#### [What you need to do]
Can you format every line of the listing below as a numbered list, skipping blank lines and leaving the pictures out?
— START OF Data to use —
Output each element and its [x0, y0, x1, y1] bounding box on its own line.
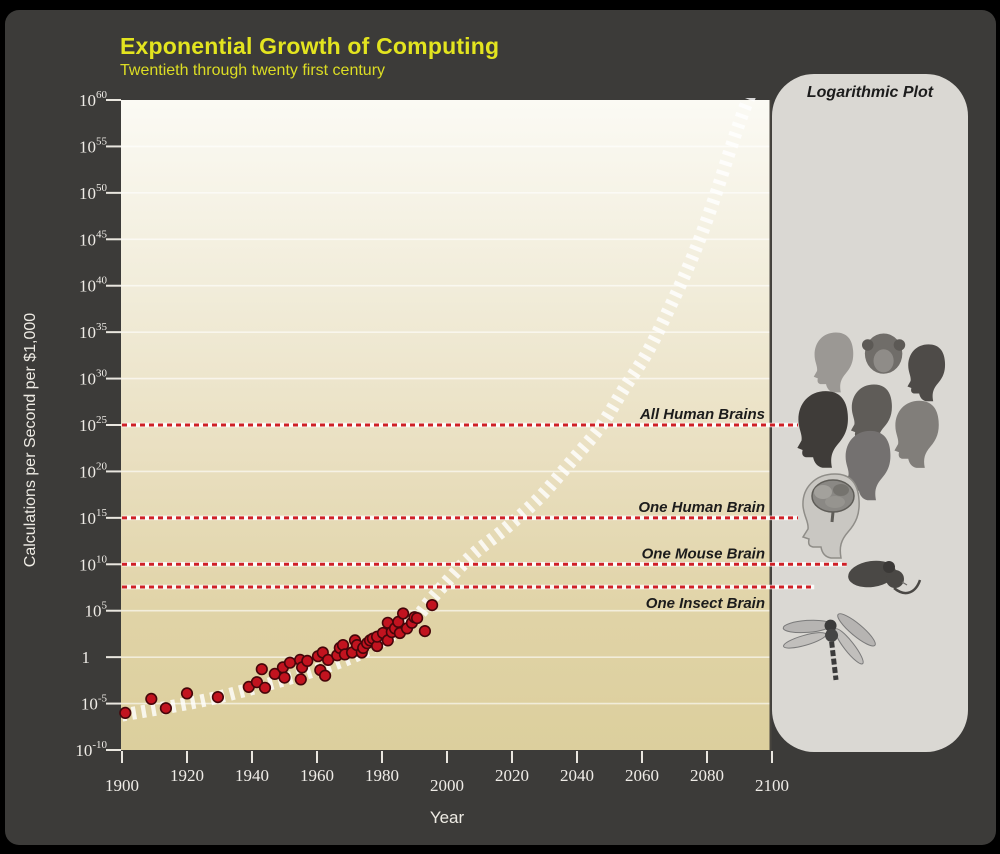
- data-point: [119, 706, 132, 720]
- x-tick-label: 1960: [300, 766, 334, 785]
- reference-line-label: One Insect Brain: [646, 595, 765, 612]
- y-tick-label: 1020: [79, 460, 108, 481]
- mouse-image: [848, 560, 922, 595]
- y-tick-label: 10-5: [81, 693, 108, 714]
- data-point: [301, 654, 314, 668]
- y-tick-label: 105: [85, 600, 108, 621]
- chart-title: Exponential Growth of Computing: [120, 33, 500, 59]
- panel-title: Logarithmic Plot: [806, 84, 934, 101]
- data-point: [250, 676, 263, 689]
- x-tick-label: 1980: [365, 766, 399, 785]
- data-point: [278, 671, 291, 684]
- x-tick-label: 2020: [495, 766, 529, 785]
- x-tick-label: 1900: [105, 776, 139, 795]
- y-tick-label: 1060: [79, 89, 108, 110]
- human-brain-cutaway-image: [801, 473, 860, 559]
- data-point: [159, 702, 172, 715]
- data-point: [426, 598, 439, 612]
- reference-line-label: One Mouse Brain: [642, 545, 765, 562]
- data-point: [258, 681, 272, 694]
- chart-subtitle: Twentieth through twenty first century: [120, 62, 386, 79]
- data-point: [283, 656, 297, 669]
- y-tick-label: 1040: [79, 275, 108, 296]
- x-tick-label: 2000: [430, 776, 464, 795]
- x-tick-label: 2080: [690, 766, 724, 785]
- data-point: [418, 624, 432, 638]
- y-tick-label: 1025: [79, 414, 108, 435]
- trend-line: [121, 98, 756, 722]
- x-tick-label: 2040: [560, 766, 594, 785]
- data-point: [180, 687, 194, 700]
- data-point: [211, 690, 224, 704]
- x-tick-label: 1920: [170, 766, 204, 785]
- reference-line-label: All Human Brains: [639, 406, 765, 423]
- data-point: [411, 611, 424, 625]
- data-point: [294, 673, 307, 686]
- data-point: [145, 692, 158, 706]
- logarithmic-plot-panel: [772, 74, 968, 752]
- reference-line-label: One Human Brain: [638, 499, 765, 516]
- data-point: [397, 607, 410, 620]
- axes-and-reference-layer: All Human Brains One Human Brain One Mouse…: [75, 89, 847, 795]
- y-axis-title: Calculations per Second per $1,000: [22, 312, 39, 568]
- data-point: [255, 663, 268, 676]
- x-tick-label: 2100: [755, 776, 789, 795]
- x-tick-label: 2060: [625, 766, 659, 785]
- y-tick-label: 1035: [79, 321, 108, 342]
- dragonfly-image: [782, 613, 876, 681]
- human-heads-collage-image: [797, 332, 946, 501]
- y-tick-label: 1030: [79, 368, 108, 389]
- y-tick-label: 1055: [79, 135, 108, 156]
- data-point: [319, 669, 332, 682]
- x-axis-title: Year: [429, 808, 465, 827]
- x-tick-label: 1940: [235, 766, 269, 785]
- y-tick-label: 10-10: [75, 739, 107, 760]
- y-tick-label: 1: [82, 648, 91, 667]
- y-tick-label: 1015: [79, 507, 108, 528]
- y-tick-label: 1010: [79, 553, 108, 574]
- y-tick-label: 1045: [79, 228, 108, 249]
- y-tick-label: 1050: [79, 182, 108, 203]
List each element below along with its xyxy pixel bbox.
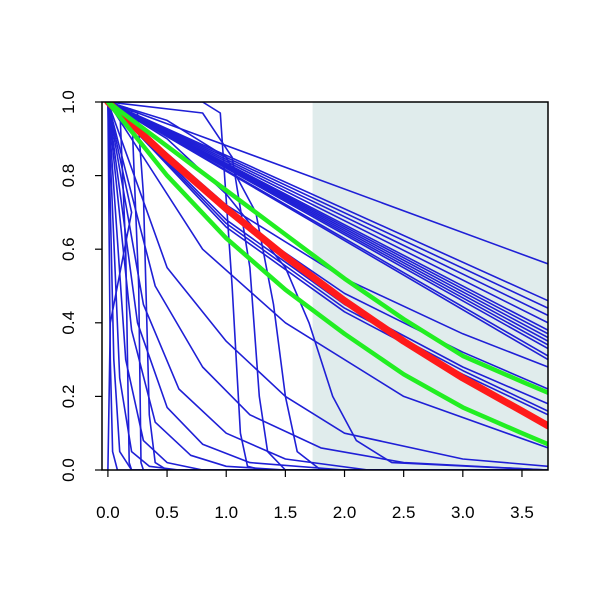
series-line-red-36 [104,102,548,430]
series-line-blue-22 [107,102,548,470]
series-line-blue-17 [107,102,548,416]
x-tick-label: 2.0 [333,503,357,522]
y-tick-label: 0.4 [59,311,78,335]
series-line-blue-12 [107,102,548,361]
series-line-green-37 [105,102,548,395]
shaded-region [312,102,548,470]
y-axis: 0.0 0.2 0.4 0.6 0.8 1.0 [59,90,102,482]
series-line-blue-3 [107,102,548,317]
series-line-blue-4 [107,102,548,324]
series-line-blue-26 [107,102,548,470]
x-tick-label: 3.5 [510,503,534,522]
series-line-blue-1 [107,102,548,302]
series-line-blue-10 [107,102,548,350]
series-line-blue-33 [107,102,548,470]
series-line-blue-34 [107,102,548,470]
y-tick-label: 0.0 [59,458,78,482]
series-line-blue-30 [107,102,548,470]
series-line-blue-27 [107,102,548,470]
x-tick-label: 2.5 [392,503,416,522]
series-line-blue-2 [107,102,548,309]
series-line-blue-32 [107,102,548,470]
x-axis: 0.0 0.5 1.0 1.5 2.0 2.5 3.0 3.5 [96,470,534,522]
series-line-blue-24 [107,102,548,470]
x-tick-label: 0.0 [96,503,120,522]
x-tick-label: 3.0 [451,503,475,522]
plot-frame [101,101,549,471]
y-tick-label: 0.6 [59,237,78,261]
y-tick-label: 1.0 [59,90,78,114]
series-line-green-38 [105,102,548,447]
series-line-blue-16 [107,102,548,412]
y-tick-label: 0.8 [59,164,78,188]
series-line-blue-21 [107,102,548,470]
y-tick-label: 0.2 [59,385,78,409]
x-tick-label: 0.5 [155,503,179,522]
series-line-blue-18 [107,102,548,449]
x-tick-label: 1.5 [274,503,298,522]
series-line-blue-35 [107,102,133,470]
x-tick-label: 1.0 [214,503,238,522]
series-line-blue-23 [107,102,548,470]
— END OF Data to use —
#### [Solution to this task]
1. Output each element and its [x0, y0, x1, y1] bounding box on its own line.
2. - data-point: [119, 706, 132, 720]
3. - x-tick-label: 1960: [300, 766, 334, 785]
4. - reference-line-label: One Insect Brain: [646, 595, 765, 612]
5. - y-tick-label: 1020: [79, 460, 108, 481]
6. - mouse-image: [848, 560, 922, 595]
7. - y-tick-label: 10-5: [81, 693, 108, 714]
8. - data-point: [301, 654, 314, 668]
9. - y-tick-label: 105: [85, 600, 108, 621]
10. - chart-title: Exponential Growth of Computing: [120, 33, 500, 59]
11. - panel-title: Logarithmic Plot: [806, 84, 934, 101]
12. - data-point: [250, 676, 263, 689]
13. - x-tick-label: 1980: [365, 766, 399, 785]
14. - data-point: [278, 671, 291, 684]
15. - x-tick-label: 2020: [495, 766, 529, 785]
16. - x-tick-label: 1900: [105, 776, 139, 795]
17. - y-tick-label: 1060: [79, 89, 108, 110]
18. - human-brain-cutaway-image: [801, 473, 860, 559]
19. - data-point: [159, 702, 172, 715]
20. - data-point: [426, 598, 439, 612]
21. - reference-line-label: One Mouse Brain: [642, 545, 765, 562]
22. - data-point: [258, 681, 272, 694]
23. - chart-subtitle: Twentieth through twenty first century: [120, 62, 386, 79]
24. - data-point: [283, 656, 297, 669]
25. - y-tick-label: 1040: [79, 275, 108, 296]
26. - x-tick-label: 2000: [430, 776, 464, 795]
27. - x-tick-label: 2080: [690, 766, 724, 785]
28. - data-point: [418, 624, 432, 638]
29. - y-tick-label: 1025: [79, 414, 108, 435]
30. - trend-line: [121, 98, 756, 722]
31. - x-tick-label: 2040: [560, 766, 594, 785]
32. - data-point: [180, 687, 194, 700]
33. - data-point: [211, 690, 224, 704]
34. - x-tick-label: 1920: [170, 766, 204, 785]
35. - reference-line-label: All Human Brains: [639, 406, 765, 423]
36. - data-point: [411, 611, 424, 625]
37. - data-point: [294, 673, 307, 686]
38. - data-point: [145, 692, 158, 706]
39. - logarithmic-plot-panel: [772, 74, 968, 752]
40. - reference-line-label: One Human Brain: [638, 499, 765, 516]
41. - data-point: [397, 607, 410, 620]
42. - axes-and-reference-layer: All Human Brains One Human Brain One Mouse…: [75, 89, 847, 795]
43. - y-axis-title: Calculations per Second per $1,000: [22, 312, 39, 568]
44. - data-point: [255, 663, 268, 676]
45. - x-tick-label: 2100: [755, 776, 789, 795]
46. - x-tick-label: 2060: [625, 766, 659, 785]
47. - y-tick-label: 1035: [79, 321, 108, 342]
48. - dragonfly-image: [782, 613, 876, 681]
49. - human-heads-collage-image: [797, 332, 946, 501]
50. - y-tick-label: 1030: [79, 368, 108, 389]
51. - y-tick-label: 1055: [79, 135, 108, 156]
52. - data-point: [319, 669, 332, 682]
53. - x-axis-title: Year: [429, 808, 465, 827]
54. - x-tick-label: 1940: [235, 766, 269, 785]
55. - y-tick-label: 10-10: [75, 739, 107, 760]
56. - y-tick-label: 1: [82, 648, 91, 667]
57. - y-tick-label: 1015: [79, 507, 108, 528]
58. - y-tick-label: 1010: [79, 553, 108, 574]
59. - y-tick-label: 1045: [79, 228, 108, 249]
60. - y-tick-label: 1050: [79, 182, 108, 203]
61. List each element below along with its xyxy pixel bbox.
62. series-line-red-36 [104,102,548,430]
63. series-line-blue-22 [107,102,548,470]
64. series-line-blue-17 [107,102,548,416]
65. x-tick-label: 2.0 [333,503,357,522]
66. y-tick-label: 0.4 [59,311,78,335]
67. series-line-blue-12 [107,102,548,361]
68. series-line-green-37 [105,102,548,395]
69. shaded-region [312,102,548,470]
70. y-axis: 0.0 0.2 0.4 0.6 0.8 1.0 [59,90,102,482]
71. series-line-blue-3 [107,102,548,317]
72. series-line-blue-4 [107,102,548,324]
73. series-line-blue-26 [107,102,548,470]
74. x-tick-label: 3.5 [510,503,534,522]
75. series-line-blue-1 [107,102,548,302]
76. series-line-blue-10 [107,102,548,350]
77. series-line-blue-33 [107,102,548,470]
78. series-line-blue-34 [107,102,548,470]
79. y-tick-label: 0.0 [59,458,78,482]
80. series-line-blue-30 [107,102,548,470]
81. series-line-blue-27 [107,102,548,470]
82. x-tick-label: 2.5 [392,503,416,522]
83. series-line-blue-2 [107,102,548,309]
84. series-line-blue-32 [107,102,548,470]
85. x-axis: 0.0 0.5 1.0 1.5 2.0 2.5 3.0 3.5 [96,470,534,522]
86. series-line-blue-24 [107,102,548,470]
87. x-tick-label: 0.0 [96,503,120,522]
88. x-tick-label: 3.0 [451,503,475,522]
89. plot-frame [101,101,549,471]
90. y-tick-label: 0.6 [59,237,78,261]
91. y-tick-label: 1.0 [59,90,78,114]
92. series-line-green-38 [105,102,548,447]
93. series-line-blue-16 [107,102,548,412]
94. y-tick-label: 0.8 [59,164,78,188]
95. series-line-blue-21 [107,102,548,470]
96. y-tick-label: 0.2 [59,385,78,409]
97. x-tick-label: 0.5 [155,503,179,522]
98. series-line-blue-18 [107,102,548,449]
99. x-tick-label: 1.5 [274,503,298,522]
100. series-line-blue-35 [107,102,133,470]
101. x-tick-label: 1.0 [214,503,238,522]
102. series-line-blue-23 [107,102,548,470]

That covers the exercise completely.